INSTRUCTION -> Which lines hold the word "TYPICAL"? Show each of them.
— start —
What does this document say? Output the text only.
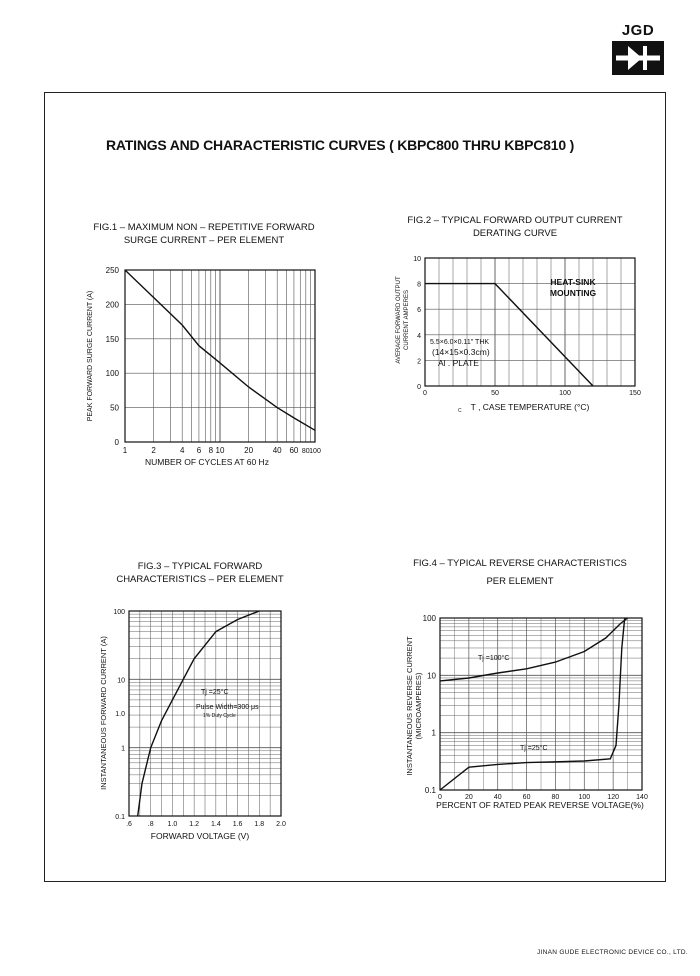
JGD
RATINGS AND CHARACTERISTIC CURVES ( KBPC800 THRU KBPC810 )
FIG.1 – MAXIMUM NON – REPETITIVE FORWARD
SURGE CURRENT – PER ELEMENT
FIG.2 – TYPICAL FORWARD OUTPUT CURRENT
DERATING CURVE
FIG.3 – TYPICAL FORWARD
CHARACTERISTICS – PER ELEMENT
FIG.4 – TYPICAL REVERSE CHARACTERISTICS
PER ELEMENT
250
200
150
100
50
0
1	2	4 6 8 10 20 40 60 80 100
PEAK FORWARD SURGE CURRENT (A)
NUMBER OF CYCLES AT 60 Hz
10
8
6
4
2
0
0	50	100	150
AVERAGE FORWARD OUTPUT CURRENT AMPERES
T , CASE TEMPERATURE (°C)
C
HEAT-SINK
MOUNTING
5.5×6.0×0.11" THK
(14×15×0.3cm)
Al . PLATE
100
10
1.0
1
0.1
.6 .8 1.0 1.2 1.4 1.6 1.8 2.0
INSTANTANEOUS FORWARD CURRENT (A)
FORWARD VOLTAGE (V)
Tj =25°C
Pulse Width=300 μs
1% Duty Cycle
100
10
1
0.1
0	20	40	60	80	100 120 140
INSTANTANEOUS REVERSE CURRENT (MICROAMPERES)
PERCENT OF RATED PEAK REVERSE VOLTAGE(%)
Tj =100°C
Tj =25°C
JINAN GUDE ELECTRONIC DEVICE CO., LTD.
— end —
SOLVED PROBLEM ->
FIG.2 – TYPICAL FORWARD OUTPUT CURRENT
FIG.3 – TYPICAL FORWARD
FIG.4 – TYPICAL REVERSE CHARACTERISTICS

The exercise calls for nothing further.